### YOUR OBJECTIVE
Set the following entries down again exactly, line by line.

════════════════════

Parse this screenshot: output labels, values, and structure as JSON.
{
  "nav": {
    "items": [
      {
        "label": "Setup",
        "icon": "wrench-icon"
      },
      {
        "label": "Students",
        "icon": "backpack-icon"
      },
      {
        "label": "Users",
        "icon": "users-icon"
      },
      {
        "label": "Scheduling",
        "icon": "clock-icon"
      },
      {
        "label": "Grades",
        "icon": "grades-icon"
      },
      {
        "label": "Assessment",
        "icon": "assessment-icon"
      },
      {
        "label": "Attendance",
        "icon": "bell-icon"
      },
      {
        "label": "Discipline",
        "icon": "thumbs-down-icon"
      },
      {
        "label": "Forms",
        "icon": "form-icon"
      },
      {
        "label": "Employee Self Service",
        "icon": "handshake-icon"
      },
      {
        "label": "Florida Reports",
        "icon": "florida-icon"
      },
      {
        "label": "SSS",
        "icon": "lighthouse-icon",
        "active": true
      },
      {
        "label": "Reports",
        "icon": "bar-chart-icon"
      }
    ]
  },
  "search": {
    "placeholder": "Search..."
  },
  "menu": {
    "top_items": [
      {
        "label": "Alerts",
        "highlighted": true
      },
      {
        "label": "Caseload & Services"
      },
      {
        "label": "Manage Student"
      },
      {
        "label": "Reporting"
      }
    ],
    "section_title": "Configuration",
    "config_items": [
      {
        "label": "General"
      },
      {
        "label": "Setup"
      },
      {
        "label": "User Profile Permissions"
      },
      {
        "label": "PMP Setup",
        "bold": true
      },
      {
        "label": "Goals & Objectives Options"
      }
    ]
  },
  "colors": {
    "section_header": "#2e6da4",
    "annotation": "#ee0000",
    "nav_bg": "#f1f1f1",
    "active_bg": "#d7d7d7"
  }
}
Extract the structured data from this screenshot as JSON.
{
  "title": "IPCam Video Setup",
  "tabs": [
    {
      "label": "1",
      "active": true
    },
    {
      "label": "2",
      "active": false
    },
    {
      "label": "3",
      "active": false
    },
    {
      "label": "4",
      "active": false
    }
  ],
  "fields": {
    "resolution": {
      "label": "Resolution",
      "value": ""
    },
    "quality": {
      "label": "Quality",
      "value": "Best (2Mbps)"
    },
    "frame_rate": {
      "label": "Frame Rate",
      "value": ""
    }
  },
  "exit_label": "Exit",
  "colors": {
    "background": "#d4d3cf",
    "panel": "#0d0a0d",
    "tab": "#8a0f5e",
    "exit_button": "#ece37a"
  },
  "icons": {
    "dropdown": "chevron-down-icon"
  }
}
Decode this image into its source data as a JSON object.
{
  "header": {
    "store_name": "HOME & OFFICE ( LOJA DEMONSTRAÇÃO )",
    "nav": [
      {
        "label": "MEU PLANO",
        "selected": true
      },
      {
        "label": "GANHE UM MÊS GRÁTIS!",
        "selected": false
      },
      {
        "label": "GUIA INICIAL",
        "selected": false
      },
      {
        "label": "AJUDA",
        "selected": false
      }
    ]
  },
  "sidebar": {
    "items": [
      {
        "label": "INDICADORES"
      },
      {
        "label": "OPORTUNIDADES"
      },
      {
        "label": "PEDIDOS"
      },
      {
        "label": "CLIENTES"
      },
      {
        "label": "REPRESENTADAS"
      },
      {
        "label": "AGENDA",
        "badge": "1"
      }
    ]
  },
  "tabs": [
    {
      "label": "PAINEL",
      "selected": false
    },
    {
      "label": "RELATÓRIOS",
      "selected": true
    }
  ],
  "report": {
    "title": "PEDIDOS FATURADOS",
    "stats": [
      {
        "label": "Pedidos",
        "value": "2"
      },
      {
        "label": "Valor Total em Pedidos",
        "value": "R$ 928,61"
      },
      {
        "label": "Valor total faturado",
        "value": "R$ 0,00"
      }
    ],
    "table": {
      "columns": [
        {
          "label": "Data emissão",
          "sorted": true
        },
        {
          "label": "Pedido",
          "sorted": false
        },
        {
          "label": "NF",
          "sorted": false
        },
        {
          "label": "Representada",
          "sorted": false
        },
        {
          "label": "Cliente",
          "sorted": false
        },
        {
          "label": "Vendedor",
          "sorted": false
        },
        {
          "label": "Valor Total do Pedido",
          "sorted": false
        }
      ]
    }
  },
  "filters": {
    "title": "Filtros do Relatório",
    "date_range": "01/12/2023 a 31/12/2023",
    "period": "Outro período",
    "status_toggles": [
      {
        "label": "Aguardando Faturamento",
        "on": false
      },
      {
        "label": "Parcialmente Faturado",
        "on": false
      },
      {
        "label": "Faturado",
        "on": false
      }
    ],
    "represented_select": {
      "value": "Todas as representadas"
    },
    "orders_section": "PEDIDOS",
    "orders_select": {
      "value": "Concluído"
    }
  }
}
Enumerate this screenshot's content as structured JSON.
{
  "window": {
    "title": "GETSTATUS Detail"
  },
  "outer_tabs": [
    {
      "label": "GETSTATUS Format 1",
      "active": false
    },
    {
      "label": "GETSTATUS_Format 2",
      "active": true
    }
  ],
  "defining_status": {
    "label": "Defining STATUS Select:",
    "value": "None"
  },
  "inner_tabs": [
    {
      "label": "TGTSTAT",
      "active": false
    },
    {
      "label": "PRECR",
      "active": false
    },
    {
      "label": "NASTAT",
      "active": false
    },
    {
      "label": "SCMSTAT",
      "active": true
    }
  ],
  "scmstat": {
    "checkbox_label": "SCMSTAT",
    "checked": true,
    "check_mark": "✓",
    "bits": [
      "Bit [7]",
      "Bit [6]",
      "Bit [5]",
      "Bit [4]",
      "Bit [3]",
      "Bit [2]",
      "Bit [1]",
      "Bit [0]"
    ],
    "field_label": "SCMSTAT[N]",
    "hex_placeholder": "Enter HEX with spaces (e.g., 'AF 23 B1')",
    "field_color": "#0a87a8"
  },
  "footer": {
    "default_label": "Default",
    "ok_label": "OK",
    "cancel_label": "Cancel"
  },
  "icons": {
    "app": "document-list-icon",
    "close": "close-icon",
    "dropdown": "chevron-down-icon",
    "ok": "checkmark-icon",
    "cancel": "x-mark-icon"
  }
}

════════════════════

### TASK RESPONSE
Parse this screenshot: output labels, values, and structure as JSON.
{
  "nav": {
    "items": [
      {
        "label": "Setup",
        "icon": "wrench-icon"
      },
      {
        "label": "Students",
        "icon": "backpack-icon"
      },
      {
        "label": "Users",
        "icon": "users-icon"
      },
      {
        "label": "Scheduling",
        "icon": "clock-icon"
      },
      {
        "label": "Grades",
        "icon": "grades-icon"
      },
      {
        "label": "Assessment",
        "icon": "assessment-icon"
      },
      {
        "label": "Attendance",
        "icon": "bell-icon"
      },
      {
        "label": "Discipline",
        "icon": "thumbs-down-icon"
      },
      {
        "label": "Forms",
        "icon": "form-icon"
      },
      {
        "label": "Employee Self Service",
        "icon": "handshake-icon"
      },
      {
        "label": "Florida Reports",
        "icon": "florida-icon"
      },
      {
        "label": "SSS",
        "icon": "lighthouse-icon",
        "active": true
      },
      {
        "label": "Reports",
        "icon": "bar-chart-icon"
      }
    ]
  },
  "search": {
    "placeholder": "Search..."
  },
  "menu": {
    "top_items": [
      {
        "label": "Alerts",
        "highlighted": true
      },
      {
        "label": "Caseload & Services"
      },
      {
        "label": "Manage Student"
      },
      {
        "label": "Reporting"
      }
    ],
    "section_title": "Configuration",
    "config_items": [
      {
        "label": "General"
      },
      {
        "label": "Setup"
      },
      {
        "label": "User Profile Permissions"
      },
      {
        "label": "PMP Setup",
        "bold": true
      },
      {
        "label": "Goals & Objectives Options"
      }
    ]
  },
  "colors": {
    "section_header": "#2e6da4",
    "annotation": "#ee0000",
    "nav_bg": "#f1f1f1",
    "active_bg": "#d7d7d7"
  }
}
Extract the structured data from this screenshot as JSON.
{
  "title": "IPCam Video Setup",
  "tabs": [
    {
      "label": "1",
      "active": true
    },
    {
      "label": "2",
      "active": false
    },
    {
      "label": "3",
      "active": false
    },
    {
      "label": "4",
      "active": false
    }
  ],
  "fields": {
    "resolution": {
      "label": "Resolution",
      "value": ""
    },
    "quality": {
      "label": "Quality",
      "value": "Best (2Mbps)"
    },
    "frame_rate": {
      "label": "Frame Rate",
      "value": ""
    }
  },
  "exit_label": "Exit",
  "colors": {
    "background": "#d4d3cf",
    "panel": "#0d0a0d",
    "tab": "#8a0f5e",
    "exit_button": "#ece37a"
  },
  "icons": {
    "dropdown": "chevron-down-icon"
  }
}
Decode this image into its source data as a JSON object.
{
  "header": {
    "store_name": "HOME & OFFICE ( LOJA DEMONSTRAÇÃO )",
    "nav": [
      {
        "label": "MEU PLANO",
        "selected": true
      },
      {
        "label": "GANHE UM MÊS GRÁTIS!",
        "selected": false
      },
      {
        "label": "GUIA INICIAL",
        "selected": false
      },
      {
        "label": "AJUDA",
        "selected": false
      }
    ]
  },
  "sidebar": {
    "items": [
      {
        "label": "INDICADORES"
      },
      {
        "label": "OPORTUNIDADES"
      },
      {
        "label": "PEDIDOS"
      },
      {
        "label": "CLIENTES"
      },
      {
        "label": "REPRESENTADAS"
      },
      {
        "label": "AGENDA",
        "badge": "1"
      }
    ]
  },
  "tabs": [
    {
      "label": "PAINEL",
      "selected": false
    },
    {
      "label": "RELATÓRIOS",
      "selected": true
    }
  ],
  "report": {
    "title": "PEDIDOS FATURADOS",
    "stats": [
      {
        "label": "Pedidos",
        "value": "2"
      },
      {
        "label": "Valor Total em Pedidos",
        "value": "R$ 928,61"
      },
      {
        "label": "Valor total faturado",
        "value": "R$ 0,00"
      }
    ],
    "table": {
      "columns": [
        {
          "label": "Data emissão",
          "sorted": true
        },
        {
          "label": "Pedido",
          "sorted": false
        },
        {
          "label": "NF",
          "sorted": false
        },
        {
          "label": "Representada",
          "sorted": false
        },
        {
          "label": "Cliente",
          "sorted": false
        },
        {
          "label": "Vendedor",
          "sorted": false
        },
        {
          "label": "Valor Total do Pedido",
          "sorted": false
        }
      ]
    }
  },
  "filters": {
    "title": "Filtros do Relatório",
    "date_range": "01/12/2023 a 31/12/2023",
    "period": "Outro período",
    "status_toggles": [
      {
        "label": "Aguardando Faturamento",
        "on": false
      },
      {
        "label": "Parcialmente Faturado",
        "on": false
      },
      {
        "label": "Faturado",
        "on": false
      }
    ],
    "represented_select": {
      "value": "Todas as representadas"
    },
    "orders_section": "PEDIDOS",
    "orders_select": {
      "value": "Concluído"
    }
  }
}
Enumerate this screenshot's content as structured JSON.
{
  "window": {
    "title": "GETSTATUS Detail"
  },
  "outer_tabs": [
    {
      "label": "GETSTATUS Format 1",
      "active": false
    },
    {
      "label": "GETSTATUS_Format 2",
      "active": true
    }
  ],
  "defining_status": {
    "label": "Defining STATUS Select:",
    "value": "None"
  },
  "inner_tabs": [
    {
      "label": "TGTSTAT",
      "active": false
    },
    {
      "label": "PRECR",
      "active": false
    },
    {
      "label": "NASTAT",
      "active": false
    },
    {
      "label": "SCMSTAT",
      "active": true
    }
  ],
  "scmstat": {
    "checkbox_label": "SCMSTAT",
    "checked": true,
    "check_mark": "✓",
    "bits": [
      "Bit [7]",
      "Bit [6]",
      "Bit [5]",
      "Bit [4]",
      "Bit [3]",
      "Bit [2]",
      "Bit [1]",
      "Bit [0]"
    ],
    "field_label": "SCMSTAT[N]",
    "hex_placeholder": "Enter HEX with spaces (e.g., 'AF 23 B1')",
    "field_color": "#0a87a8"
  },
  "footer": {
    "default_label": "Default",
    "ok_label": "OK",
    "cancel_label": "Cancel"
  },
  "icons": {
    "app": "document-list-icon",
    "close": "close-icon",
    "dropdown": "chevron-down-icon",
    "ok": "checkmark-icon",
    "cancel": "x-mark-icon"
  }
}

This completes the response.